### Challenge
Consider the records below. How many of their lines include the word "into"? State the number and nothing else.

### Extracted records
***

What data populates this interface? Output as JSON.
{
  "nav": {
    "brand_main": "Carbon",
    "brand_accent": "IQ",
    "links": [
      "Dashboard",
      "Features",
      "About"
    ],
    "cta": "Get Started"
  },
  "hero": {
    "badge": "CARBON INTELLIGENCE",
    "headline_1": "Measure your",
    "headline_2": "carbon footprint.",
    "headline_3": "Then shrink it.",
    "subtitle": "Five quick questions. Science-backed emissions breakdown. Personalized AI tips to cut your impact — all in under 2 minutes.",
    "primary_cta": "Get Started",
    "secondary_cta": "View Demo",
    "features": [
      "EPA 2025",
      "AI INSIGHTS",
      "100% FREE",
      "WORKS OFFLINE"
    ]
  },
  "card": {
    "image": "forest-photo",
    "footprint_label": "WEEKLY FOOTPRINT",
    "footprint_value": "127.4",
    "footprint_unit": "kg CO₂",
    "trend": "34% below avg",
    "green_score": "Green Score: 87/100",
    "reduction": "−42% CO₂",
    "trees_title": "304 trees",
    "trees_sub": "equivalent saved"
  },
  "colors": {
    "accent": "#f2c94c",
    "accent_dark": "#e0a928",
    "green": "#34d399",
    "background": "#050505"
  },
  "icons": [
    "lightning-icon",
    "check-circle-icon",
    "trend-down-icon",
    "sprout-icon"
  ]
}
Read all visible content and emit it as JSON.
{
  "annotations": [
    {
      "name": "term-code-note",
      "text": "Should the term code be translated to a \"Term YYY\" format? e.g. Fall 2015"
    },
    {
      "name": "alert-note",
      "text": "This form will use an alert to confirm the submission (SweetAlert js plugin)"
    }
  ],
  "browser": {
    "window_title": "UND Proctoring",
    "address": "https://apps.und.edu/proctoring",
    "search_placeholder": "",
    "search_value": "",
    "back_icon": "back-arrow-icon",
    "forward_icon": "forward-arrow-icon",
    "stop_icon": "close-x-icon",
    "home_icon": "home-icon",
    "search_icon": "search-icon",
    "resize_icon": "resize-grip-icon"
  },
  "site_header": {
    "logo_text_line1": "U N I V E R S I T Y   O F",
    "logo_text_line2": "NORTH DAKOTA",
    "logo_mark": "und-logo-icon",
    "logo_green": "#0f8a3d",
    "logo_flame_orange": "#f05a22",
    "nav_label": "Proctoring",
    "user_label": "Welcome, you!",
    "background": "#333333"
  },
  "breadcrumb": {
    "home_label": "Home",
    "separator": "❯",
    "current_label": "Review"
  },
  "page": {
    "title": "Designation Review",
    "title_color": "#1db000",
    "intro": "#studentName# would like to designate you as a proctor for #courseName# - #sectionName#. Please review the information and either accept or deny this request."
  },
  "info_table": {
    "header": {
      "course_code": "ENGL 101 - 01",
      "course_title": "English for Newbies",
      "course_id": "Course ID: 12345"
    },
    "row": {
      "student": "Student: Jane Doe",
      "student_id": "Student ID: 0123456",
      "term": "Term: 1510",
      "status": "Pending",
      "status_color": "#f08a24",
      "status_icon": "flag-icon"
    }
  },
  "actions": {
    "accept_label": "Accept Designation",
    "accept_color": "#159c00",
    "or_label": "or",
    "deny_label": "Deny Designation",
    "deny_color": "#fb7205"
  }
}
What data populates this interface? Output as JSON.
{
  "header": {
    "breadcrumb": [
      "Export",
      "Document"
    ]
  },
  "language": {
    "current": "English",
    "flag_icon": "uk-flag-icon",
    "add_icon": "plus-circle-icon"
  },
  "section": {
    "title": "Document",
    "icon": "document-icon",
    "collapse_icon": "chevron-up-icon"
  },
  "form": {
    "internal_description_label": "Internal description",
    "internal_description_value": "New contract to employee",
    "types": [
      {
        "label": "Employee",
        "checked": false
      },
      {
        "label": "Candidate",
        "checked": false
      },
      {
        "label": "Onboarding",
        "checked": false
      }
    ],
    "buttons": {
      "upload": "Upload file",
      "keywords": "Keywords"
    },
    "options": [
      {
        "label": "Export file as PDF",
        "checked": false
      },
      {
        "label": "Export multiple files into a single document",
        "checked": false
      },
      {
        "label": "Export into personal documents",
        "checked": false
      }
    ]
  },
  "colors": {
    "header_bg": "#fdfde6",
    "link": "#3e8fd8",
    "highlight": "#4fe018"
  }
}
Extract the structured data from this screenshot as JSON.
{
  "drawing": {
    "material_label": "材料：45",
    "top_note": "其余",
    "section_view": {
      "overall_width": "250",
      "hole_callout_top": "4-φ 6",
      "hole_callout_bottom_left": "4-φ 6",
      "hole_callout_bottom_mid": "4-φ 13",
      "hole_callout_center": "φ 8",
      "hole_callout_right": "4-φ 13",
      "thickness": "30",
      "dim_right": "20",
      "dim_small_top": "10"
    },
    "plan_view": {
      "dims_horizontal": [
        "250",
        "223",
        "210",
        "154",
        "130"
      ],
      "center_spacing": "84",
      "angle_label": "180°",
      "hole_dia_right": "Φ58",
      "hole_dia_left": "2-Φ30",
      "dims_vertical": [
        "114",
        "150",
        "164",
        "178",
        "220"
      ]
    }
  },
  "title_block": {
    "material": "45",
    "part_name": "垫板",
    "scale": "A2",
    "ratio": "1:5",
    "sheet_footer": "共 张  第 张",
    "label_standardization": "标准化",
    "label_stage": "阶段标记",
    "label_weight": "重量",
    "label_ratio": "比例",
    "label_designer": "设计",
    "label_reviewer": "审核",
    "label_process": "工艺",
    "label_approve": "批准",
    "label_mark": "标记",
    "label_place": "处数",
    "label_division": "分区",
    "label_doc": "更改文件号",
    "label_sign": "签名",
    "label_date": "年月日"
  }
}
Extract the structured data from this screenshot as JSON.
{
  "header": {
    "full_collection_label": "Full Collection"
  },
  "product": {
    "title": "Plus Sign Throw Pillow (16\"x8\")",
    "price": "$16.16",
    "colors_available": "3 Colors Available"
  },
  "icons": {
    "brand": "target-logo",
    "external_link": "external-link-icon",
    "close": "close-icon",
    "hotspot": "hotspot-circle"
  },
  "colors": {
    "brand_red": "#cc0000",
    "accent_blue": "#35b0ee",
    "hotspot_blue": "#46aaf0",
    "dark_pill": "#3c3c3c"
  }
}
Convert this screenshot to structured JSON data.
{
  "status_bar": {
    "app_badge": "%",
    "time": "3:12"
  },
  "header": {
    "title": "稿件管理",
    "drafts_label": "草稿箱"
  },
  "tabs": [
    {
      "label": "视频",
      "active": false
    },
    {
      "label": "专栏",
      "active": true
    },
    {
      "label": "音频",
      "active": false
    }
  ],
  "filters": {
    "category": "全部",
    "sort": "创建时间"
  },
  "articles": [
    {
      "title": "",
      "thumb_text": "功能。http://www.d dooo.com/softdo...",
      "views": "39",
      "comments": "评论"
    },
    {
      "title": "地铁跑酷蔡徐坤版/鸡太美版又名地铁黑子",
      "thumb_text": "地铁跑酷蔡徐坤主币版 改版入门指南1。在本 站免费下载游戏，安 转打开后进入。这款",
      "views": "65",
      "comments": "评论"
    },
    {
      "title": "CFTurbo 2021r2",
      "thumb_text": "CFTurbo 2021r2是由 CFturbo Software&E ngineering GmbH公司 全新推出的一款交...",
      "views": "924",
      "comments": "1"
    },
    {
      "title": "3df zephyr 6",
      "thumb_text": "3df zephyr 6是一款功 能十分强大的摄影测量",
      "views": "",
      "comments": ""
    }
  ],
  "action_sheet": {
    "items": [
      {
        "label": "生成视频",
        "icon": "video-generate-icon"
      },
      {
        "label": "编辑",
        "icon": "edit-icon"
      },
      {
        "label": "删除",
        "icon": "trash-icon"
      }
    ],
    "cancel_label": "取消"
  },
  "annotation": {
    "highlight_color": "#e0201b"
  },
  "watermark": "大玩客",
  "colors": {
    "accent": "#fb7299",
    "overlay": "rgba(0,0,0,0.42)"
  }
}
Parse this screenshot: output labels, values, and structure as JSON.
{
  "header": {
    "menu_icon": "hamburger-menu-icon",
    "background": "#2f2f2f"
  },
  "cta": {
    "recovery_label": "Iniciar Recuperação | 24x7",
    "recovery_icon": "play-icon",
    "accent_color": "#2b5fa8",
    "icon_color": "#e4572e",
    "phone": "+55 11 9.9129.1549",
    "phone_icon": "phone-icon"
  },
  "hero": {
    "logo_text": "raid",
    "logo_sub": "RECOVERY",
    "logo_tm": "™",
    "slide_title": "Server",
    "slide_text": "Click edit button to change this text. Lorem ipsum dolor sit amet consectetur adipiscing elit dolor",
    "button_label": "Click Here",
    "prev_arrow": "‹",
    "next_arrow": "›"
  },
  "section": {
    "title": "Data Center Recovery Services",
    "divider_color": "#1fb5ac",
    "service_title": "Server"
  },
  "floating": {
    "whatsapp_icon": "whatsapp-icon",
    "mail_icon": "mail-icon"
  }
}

***

### Full output
2